Say how many lines of the listing below contain "plain", giving the number and nothing else.

--- START OF Dataset content ---

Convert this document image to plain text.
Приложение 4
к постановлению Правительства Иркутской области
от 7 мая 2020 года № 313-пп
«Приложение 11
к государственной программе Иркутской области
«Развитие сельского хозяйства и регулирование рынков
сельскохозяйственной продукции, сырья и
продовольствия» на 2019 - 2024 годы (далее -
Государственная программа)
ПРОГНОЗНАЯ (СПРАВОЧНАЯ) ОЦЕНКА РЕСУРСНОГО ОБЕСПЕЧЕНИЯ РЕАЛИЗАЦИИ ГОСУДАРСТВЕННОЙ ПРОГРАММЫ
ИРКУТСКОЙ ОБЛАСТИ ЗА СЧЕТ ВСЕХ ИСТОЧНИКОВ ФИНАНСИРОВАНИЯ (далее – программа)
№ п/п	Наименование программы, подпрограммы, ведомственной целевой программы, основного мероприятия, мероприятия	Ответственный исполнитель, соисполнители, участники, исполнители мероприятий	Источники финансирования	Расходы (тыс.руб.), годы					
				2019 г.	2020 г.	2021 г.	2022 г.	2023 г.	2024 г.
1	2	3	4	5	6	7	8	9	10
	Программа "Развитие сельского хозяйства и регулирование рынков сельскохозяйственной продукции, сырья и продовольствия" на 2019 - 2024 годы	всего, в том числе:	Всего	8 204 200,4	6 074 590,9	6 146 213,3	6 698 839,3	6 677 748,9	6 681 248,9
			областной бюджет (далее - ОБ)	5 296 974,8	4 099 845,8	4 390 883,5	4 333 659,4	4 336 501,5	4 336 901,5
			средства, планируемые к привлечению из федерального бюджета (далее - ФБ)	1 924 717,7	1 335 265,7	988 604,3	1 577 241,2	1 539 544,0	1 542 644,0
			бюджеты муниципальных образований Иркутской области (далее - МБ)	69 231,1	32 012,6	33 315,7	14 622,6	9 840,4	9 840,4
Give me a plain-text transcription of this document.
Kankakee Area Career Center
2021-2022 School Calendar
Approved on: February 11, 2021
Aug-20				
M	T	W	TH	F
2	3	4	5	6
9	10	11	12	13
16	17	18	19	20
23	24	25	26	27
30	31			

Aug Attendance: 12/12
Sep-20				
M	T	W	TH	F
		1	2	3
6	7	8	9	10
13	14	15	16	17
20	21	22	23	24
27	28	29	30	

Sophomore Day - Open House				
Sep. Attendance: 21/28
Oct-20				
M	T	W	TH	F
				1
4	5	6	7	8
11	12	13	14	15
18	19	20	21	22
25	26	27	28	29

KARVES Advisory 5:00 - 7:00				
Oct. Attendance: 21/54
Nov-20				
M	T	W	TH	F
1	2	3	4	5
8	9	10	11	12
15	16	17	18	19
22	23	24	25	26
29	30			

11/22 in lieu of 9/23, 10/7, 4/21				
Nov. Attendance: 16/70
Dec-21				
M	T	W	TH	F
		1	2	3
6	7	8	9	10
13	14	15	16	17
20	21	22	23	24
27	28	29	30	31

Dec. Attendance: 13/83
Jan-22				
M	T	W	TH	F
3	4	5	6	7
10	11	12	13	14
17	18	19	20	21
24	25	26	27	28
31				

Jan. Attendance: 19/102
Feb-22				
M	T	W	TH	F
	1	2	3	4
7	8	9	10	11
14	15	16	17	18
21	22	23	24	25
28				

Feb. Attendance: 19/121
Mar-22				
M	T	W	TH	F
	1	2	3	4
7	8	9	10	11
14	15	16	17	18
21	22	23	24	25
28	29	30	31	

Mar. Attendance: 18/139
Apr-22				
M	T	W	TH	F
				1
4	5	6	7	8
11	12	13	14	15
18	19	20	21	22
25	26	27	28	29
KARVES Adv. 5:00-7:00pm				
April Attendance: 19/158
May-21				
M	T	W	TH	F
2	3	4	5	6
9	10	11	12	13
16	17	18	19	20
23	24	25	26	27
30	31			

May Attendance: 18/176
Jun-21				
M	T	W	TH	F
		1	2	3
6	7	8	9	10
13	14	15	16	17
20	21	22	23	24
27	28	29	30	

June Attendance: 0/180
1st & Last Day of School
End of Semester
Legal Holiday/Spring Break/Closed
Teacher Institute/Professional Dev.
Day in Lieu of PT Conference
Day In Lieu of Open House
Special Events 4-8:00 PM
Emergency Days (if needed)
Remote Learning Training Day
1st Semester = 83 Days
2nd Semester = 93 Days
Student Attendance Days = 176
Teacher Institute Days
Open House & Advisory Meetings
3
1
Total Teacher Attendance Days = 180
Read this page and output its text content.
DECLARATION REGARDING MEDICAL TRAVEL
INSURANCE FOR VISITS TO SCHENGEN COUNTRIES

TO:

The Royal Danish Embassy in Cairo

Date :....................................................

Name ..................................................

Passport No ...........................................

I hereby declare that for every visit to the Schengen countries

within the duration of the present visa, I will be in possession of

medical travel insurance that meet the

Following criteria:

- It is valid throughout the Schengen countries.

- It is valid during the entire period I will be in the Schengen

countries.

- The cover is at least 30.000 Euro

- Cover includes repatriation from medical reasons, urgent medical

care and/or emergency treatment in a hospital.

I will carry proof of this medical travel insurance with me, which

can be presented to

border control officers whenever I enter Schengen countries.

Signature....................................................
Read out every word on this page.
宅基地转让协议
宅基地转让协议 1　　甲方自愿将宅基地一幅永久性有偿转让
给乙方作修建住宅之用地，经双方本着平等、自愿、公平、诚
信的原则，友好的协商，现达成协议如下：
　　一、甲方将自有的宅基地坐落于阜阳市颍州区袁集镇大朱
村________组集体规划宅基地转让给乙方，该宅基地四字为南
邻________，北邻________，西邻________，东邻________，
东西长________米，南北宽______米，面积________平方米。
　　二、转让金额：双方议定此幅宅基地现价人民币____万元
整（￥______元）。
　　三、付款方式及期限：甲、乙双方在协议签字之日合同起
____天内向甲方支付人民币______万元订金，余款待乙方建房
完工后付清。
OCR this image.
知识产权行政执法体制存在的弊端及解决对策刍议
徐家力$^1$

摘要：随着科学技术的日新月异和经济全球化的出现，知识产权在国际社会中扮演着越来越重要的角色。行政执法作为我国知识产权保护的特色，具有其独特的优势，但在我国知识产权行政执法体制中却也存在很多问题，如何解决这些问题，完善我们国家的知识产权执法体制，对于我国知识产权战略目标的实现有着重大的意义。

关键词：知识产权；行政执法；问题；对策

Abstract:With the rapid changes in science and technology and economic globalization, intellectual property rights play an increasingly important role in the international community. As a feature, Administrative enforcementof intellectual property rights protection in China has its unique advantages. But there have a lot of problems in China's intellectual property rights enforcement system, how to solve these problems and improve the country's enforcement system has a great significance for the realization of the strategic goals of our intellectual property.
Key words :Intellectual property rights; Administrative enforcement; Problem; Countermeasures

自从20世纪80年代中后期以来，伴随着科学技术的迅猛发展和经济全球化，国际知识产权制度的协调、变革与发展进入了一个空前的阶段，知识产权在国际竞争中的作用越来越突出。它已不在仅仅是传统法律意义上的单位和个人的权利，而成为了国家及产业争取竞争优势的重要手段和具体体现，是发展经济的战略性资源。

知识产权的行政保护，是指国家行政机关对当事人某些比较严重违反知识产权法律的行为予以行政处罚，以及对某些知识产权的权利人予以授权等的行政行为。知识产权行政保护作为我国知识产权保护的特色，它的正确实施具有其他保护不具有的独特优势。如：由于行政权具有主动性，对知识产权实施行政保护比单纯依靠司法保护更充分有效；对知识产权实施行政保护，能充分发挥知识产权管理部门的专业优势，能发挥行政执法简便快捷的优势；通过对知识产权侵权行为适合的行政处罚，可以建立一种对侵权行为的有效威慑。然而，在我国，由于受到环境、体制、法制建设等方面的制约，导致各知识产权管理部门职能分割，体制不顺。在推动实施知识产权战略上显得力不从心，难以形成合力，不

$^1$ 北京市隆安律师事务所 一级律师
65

--- END OF Dataset content ---

§ Expected output
2